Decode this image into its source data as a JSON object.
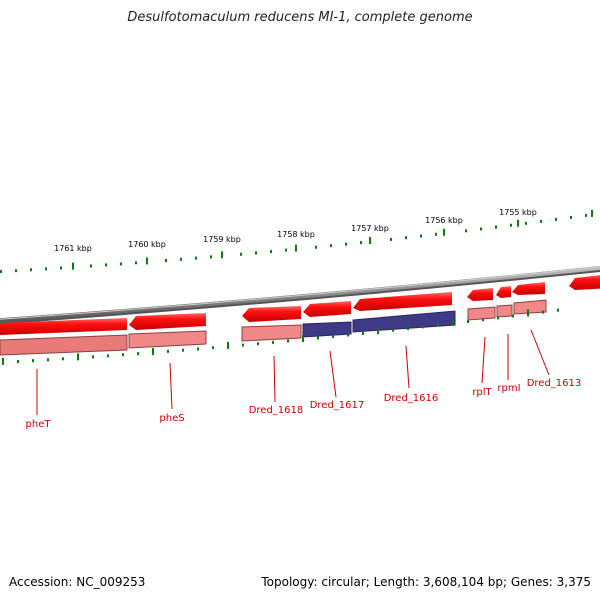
{
  "title": "Desulfotomaculum reducens MI-1, complete genome",
  "footer": {
    "accession": "Accession: NC_009253",
    "info": "Topology: circular; Length: 3,608,104 bp; Genes: 3,375"
  },
  "ruler": {
    "labels": [
      "1761 kbp",
      "1760 kbp",
      "1759 kbp",
      "1758 kbp",
      "1757 kbp",
      "1756 kbp",
      "1755 kbp"
    ],
    "tick_color": "#117711"
  },
  "genes": [
    {
      "label": "pheT"
    },
    {
      "label": "pheS"
    },
    {
      "label": "Dred_1618"
    },
    {
      "label": "Dred_1617"
    },
    {
      "label": "Dred_1616"
    },
    {
      "label": "rplT"
    },
    {
      "label": "rpmI"
    },
    {
      "label": "Dred_1613"
    }
  ],
  "colors": {
    "gene": "#ff0000",
    "gene_light": "#f08888",
    "feature_blue": "#3f3a86",
    "backbone": "#888888",
    "label": "#cc0000"
  }
}
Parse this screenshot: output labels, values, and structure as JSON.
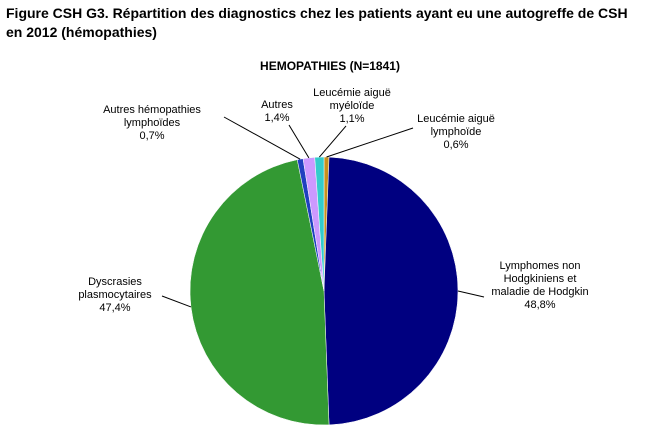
{
  "figure_title": "Figure CSH G3. Répartition des diagnostics chez les patients ayant eu une autogreffe de CSH en 2012 (hémopathies)",
  "chart_data": {
    "type": "pie",
    "title": "HEMOPATHIES (N=1841)",
    "slices": [
      {
        "label": [
          "Leucémie aiguë",
          "lymphoïde"
        ],
        "value": 0.6,
        "value_label": "0,6%",
        "color": "#c8901e"
      },
      {
        "label": [
          "Lymphomes non",
          "Hodgkiniens et",
          "maladie de Hodgkin"
        ],
        "value": 48.8,
        "value_label": "48,8%",
        "color": "#000080"
      },
      {
        "label": [
          "Dyscrasies",
          "plasmocytaires"
        ],
        "value": 47.4,
        "value_label": "47,4%",
        "color": "#339933"
      },
      {
        "label": [
          "Autres hémopathies",
          "lymphoïdes"
        ],
        "value": 0.7,
        "value_label": "0,7%",
        "color": "#1f3fbf"
      },
      {
        "label": [
          "Autres"
        ],
        "value": 1.4,
        "value_label": "1,4%",
        "color": "#cc99ff"
      },
      {
        "label": [
          "Leucémie aiguë",
          "myéloïde"
        ],
        "value": 1.1,
        "value_label": "1,1%",
        "color": "#33cccc"
      }
    ]
  }
}
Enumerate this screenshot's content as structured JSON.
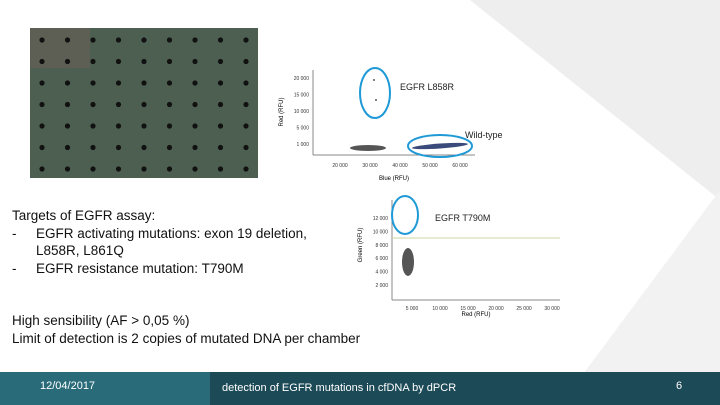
{
  "top_chart": {
    "annotations": [
      "EGFR L858R",
      "Wild-type"
    ],
    "y_axis_label": "Red (RFU)",
    "x_axis_label": "Blue (RFU)",
    "yticks": [
      "20 000",
      "15 000",
      "10 000",
      "5 000",
      "1 000"
    ],
    "xticks": [
      "20 000",
      "30 000",
      "40 000",
      "50 000",
      "60 000"
    ]
  },
  "bottom_chart": {
    "annotation": "EGFR T790M",
    "y_axis_label": "Green (RFU)",
    "x_axis_label": "Red (RFU)",
    "yticks": [
      "12 000",
      "10 000",
      "8 000",
      "6 000",
      "4 000",
      "2 000"
    ],
    "xticks": [
      "5 000",
      "10 000",
      "15 000",
      "20 000",
      "25 000",
      "30 000"
    ]
  },
  "body": {
    "heading": "Targets of EGFR assay:",
    "bullets": [
      "EGFR activating mutations: exon 19 deletion, L858R, L861Q",
      "EGFR resistance mutation: T790M"
    ]
  },
  "notes": [
    "High sensibility (AF > 0,05 %)",
    "Limit of detection is 2 copies of mutated DNA per chamber"
  ],
  "footer": {
    "date": "12/04/2017",
    "title": "detection of EGFR mutations in cfDNA by dPCR",
    "page": "6"
  }
}
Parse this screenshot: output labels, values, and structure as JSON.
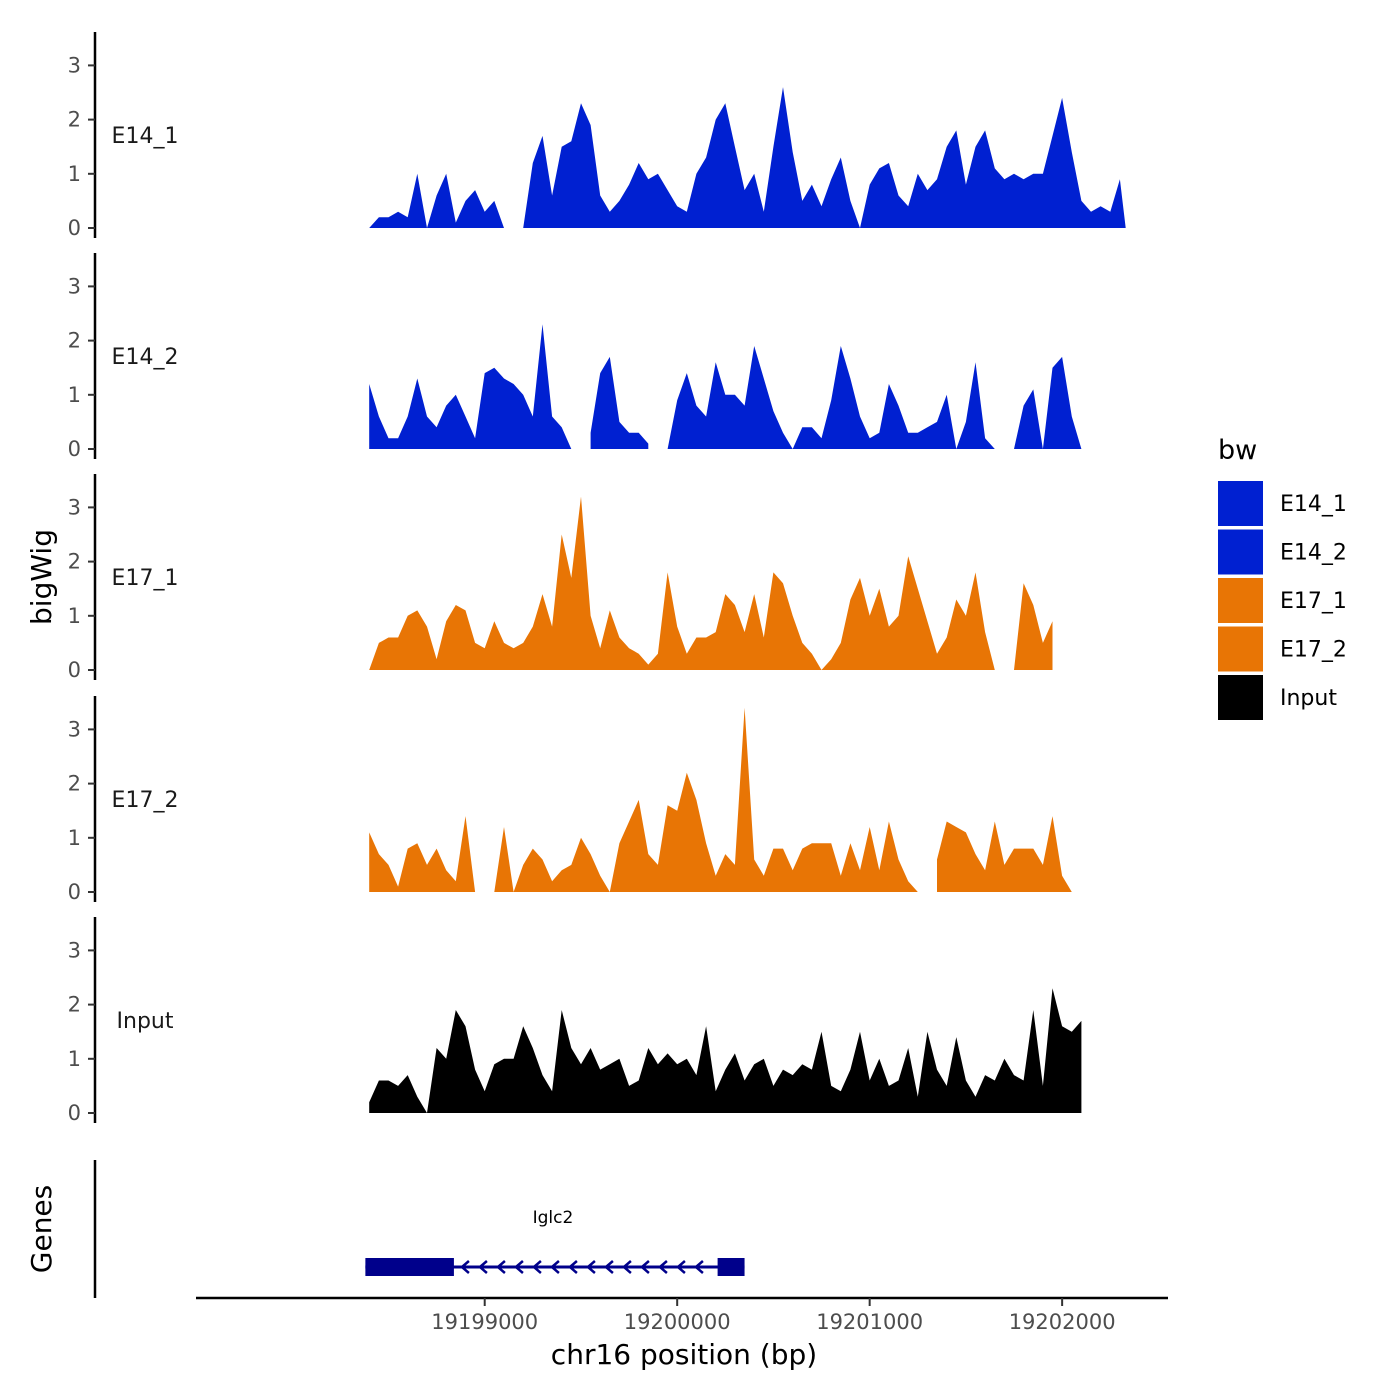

YOUR GOAL: The lines to copy are those above that contain "JSON".

SOLUTION TO THIS PROBLEM:
Decode this image into its source data as a JSON object.
Parse this screenshot: output labels, values, and structure as JSON.
Enumerate this screenshot's content as structured JSON.
Parse this screenshot: output labels, values, and structure as JSON.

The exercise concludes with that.